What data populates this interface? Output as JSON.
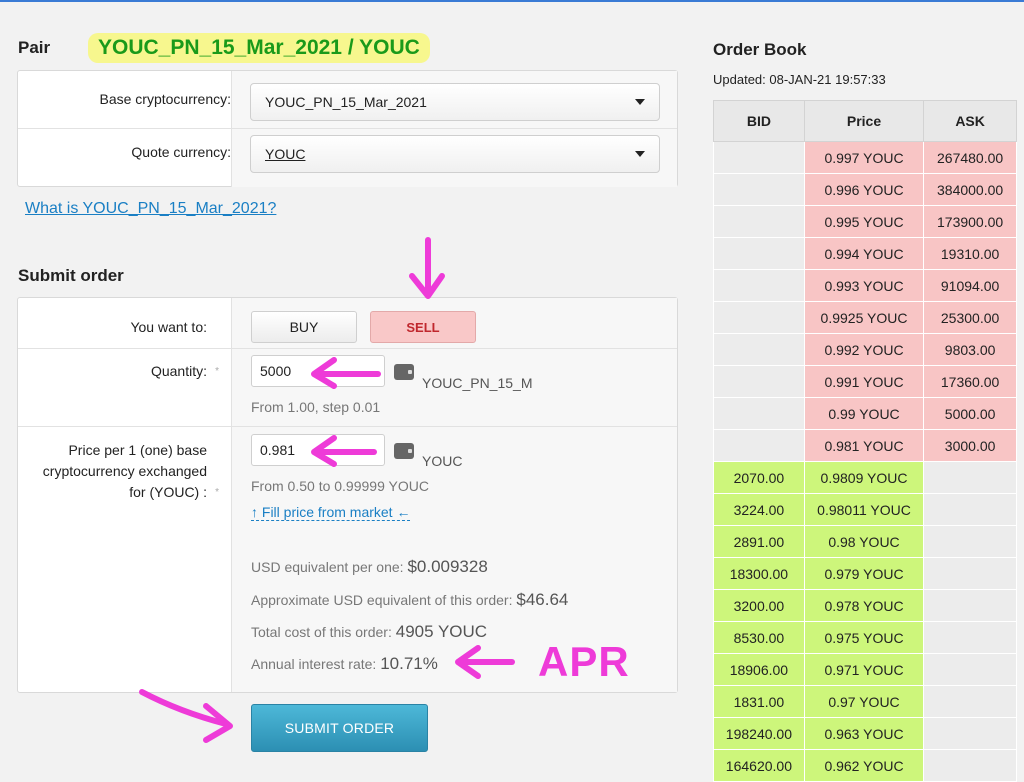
{
  "pair": {
    "label": "Pair",
    "title": "YOUC_PN_15_Mar_2021 / YOUC",
    "base_label": "Base cryptocurrency:",
    "base_value": "YOUC_PN_15_Mar_2021",
    "quote_label": "Quote currency:",
    "quote_value": "YOUC",
    "what_link": "What is YOUC_PN_15_Mar_2021?"
  },
  "order": {
    "title": "Submit order",
    "want_label": "You want to:",
    "buy_label": "BUY",
    "sell_label": "SELL",
    "quantity_label": "Quantity:",
    "quantity_value": "5000",
    "quantity_unit": "YOUC_PN_15_M",
    "quantity_hint": "From 1.00, step 0.01",
    "price_label_1": "Price per 1 (one) base",
    "price_label_2": "cryptocurrency exchanged",
    "price_label_3": "for (YOUC) :",
    "price_value": "0.981",
    "price_unit": "YOUC",
    "price_hint": "From 0.50 to 0.99999 YOUC",
    "fill_link": "↑ Fill price from market ←",
    "usd_per_one_label": "USD equivalent per one:",
    "usd_per_one_value": "$0.009328",
    "usd_order_label": "Approximate USD equivalent of this order:",
    "usd_order_value": "$46.64",
    "total_label": "Total cost of this order:",
    "total_value": "4905 YOUC",
    "apr_label": "Annual interest rate:",
    "apr_value": "10.71%",
    "submit_label": "SUBMIT ORDER",
    "required_star": "*"
  },
  "annotation": {
    "apr_text": "APR",
    "arrow_color": "#ee3bd8"
  },
  "order_book": {
    "title": "Order Book",
    "updated": "Updated: 08-JAN-21 19:57:33",
    "headers": [
      "BID",
      "Price",
      "ASK"
    ],
    "asks": [
      {
        "price": "0.997 YOUC",
        "ask": "267480.00"
      },
      {
        "price": "0.996 YOUC",
        "ask": "384000.00"
      },
      {
        "price": "0.995 YOUC",
        "ask": "173900.00"
      },
      {
        "price": "0.994 YOUC",
        "ask": "19310.00"
      },
      {
        "price": "0.993 YOUC",
        "ask": "91094.00"
      },
      {
        "price": "0.9925 YOUC",
        "ask": "25300.00"
      },
      {
        "price": "0.992 YOUC",
        "ask": "9803.00"
      },
      {
        "price": "0.991 YOUC",
        "ask": "17360.00"
      },
      {
        "price": "0.99 YOUC",
        "ask": "5000.00"
      },
      {
        "price": "0.981 YOUC",
        "ask": "3000.00"
      }
    ],
    "bids": [
      {
        "bid": "2070.00",
        "price": "0.9809 YOUC"
      },
      {
        "bid": "3224.00",
        "price": "0.98011 YOUC"
      },
      {
        "bid": "2891.00",
        "price": "0.98 YOUC"
      },
      {
        "bid": "18300.00",
        "price": "0.979 YOUC"
      },
      {
        "bid": "3200.00",
        "price": "0.978 YOUC"
      },
      {
        "bid": "8530.00",
        "price": "0.975 YOUC"
      },
      {
        "bid": "18906.00",
        "price": "0.971 YOUC"
      },
      {
        "bid": "1831.00",
        "price": "0.97 YOUC"
      },
      {
        "bid": "198240.00",
        "price": "0.963 YOUC"
      },
      {
        "bid": "164620.00",
        "price": "0.962 YOUC"
      }
    ],
    "ask_color": "#f8c5c5",
    "bid_color": "#cdf67b"
  }
}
========
TASK GOAL: Output every entry exactly as given; pictures are not part of the copy.

EXERCISE RESULT:
What data populates this interface? Output as JSON.
{
  "pair": {
    "label": "Pair",
    "title": "YOUC_PN_15_Mar_2021 / YOUC",
    "base_label": "Base cryptocurrency:",
    "base_value": "YOUC_PN_15_Mar_2021",
    "quote_label": "Quote currency:",
    "quote_value": "YOUC",
    "what_link": "What is YOUC_PN_15_Mar_2021?"
  },
  "order": {
    "title": "Submit order",
    "want_label": "You want to:",
    "buy_label": "BUY",
    "sell_label": "SELL",
    "quantity_label": "Quantity:",
    "quantity_value": "5000",
    "quantity_unit": "YOUC_PN_15_M",
    "quantity_hint": "From 1.00, step 0.01",
    "price_label_1": "Price per 1 (one) base",
    "price_label_2": "cryptocurrency exchanged",
    "price_label_3": "for (YOUC) :",
    "price_value": "0.981",
    "price_unit": "YOUC",
    "price_hint": "From 0.50 to 0.99999 YOUC",
    "fill_link": "↑ Fill price from market ←",
    "usd_per_one_label": "USD equivalent per one:",
    "usd_per_one_value": "$0.009328",
    "usd_order_label": "Approximate USD equivalent of this order:",
    "usd_order_value": "$46.64",
    "total_label": "Total cost of this order:",
    "total_value": "4905 YOUC",
    "apr_label": "Annual interest rate:",
    "apr_value": "10.71%",
    "submit_label": "SUBMIT ORDER",
    "required_star": "*"
  },
  "annotation": {
    "apr_text": "APR",
    "arrow_color": "#ee3bd8"
  },
  "order_book": {
    "title": "Order Book",
    "updated": "Updated: 08-JAN-21 19:57:33",
    "headers": [
      "BID",
      "Price",
      "ASK"
    ],
    "asks": [
      {
        "price": "0.997 YOUC",
        "ask": "267480.00"
      },
      {
        "price": "0.996 YOUC",
        "ask": "384000.00"
      },
      {
        "price": "0.995 YOUC",
        "ask": "173900.00"
      },
      {
        "price": "0.994 YOUC",
        "ask": "19310.00"
      },
      {
        "price": "0.993 YOUC",
        "ask": "91094.00"
      },
      {
        "price": "0.9925 YOUC",
        "ask": "25300.00"
      },
      {
        "price": "0.992 YOUC",
        "ask": "9803.00"
      },
      {
        "price": "0.991 YOUC",
        "ask": "17360.00"
      },
      {
        "price": "0.99 YOUC",
        "ask": "5000.00"
      },
      {
        "price": "0.981 YOUC",
        "ask": "3000.00"
      }
    ],
    "bids": [
      {
        "bid": "2070.00",
        "price": "0.9809 YOUC"
      },
      {
        "bid": "3224.00",
        "price": "0.98011 YOUC"
      },
      {
        "bid": "2891.00",
        "price": "0.98 YOUC"
      },
      {
        "bid": "18300.00",
        "price": "0.979 YOUC"
      },
      {
        "bid": "3200.00",
        "price": "0.978 YOUC"
      },
      {
        "bid": "8530.00",
        "price": "0.975 YOUC"
      },
      {
        "bid": "18906.00",
        "price": "0.971 YOUC"
      },
      {
        "bid": "1831.00",
        "price": "0.97 YOUC"
      },
      {
        "bid": "198240.00",
        "price": "0.963 YOUC"
      },
      {
        "bid": "164620.00",
        "price": "0.962 YOUC"
      }
    ],
    "ask_color": "#f8c5c5",
    "bid_color": "#cdf67b"
  }
}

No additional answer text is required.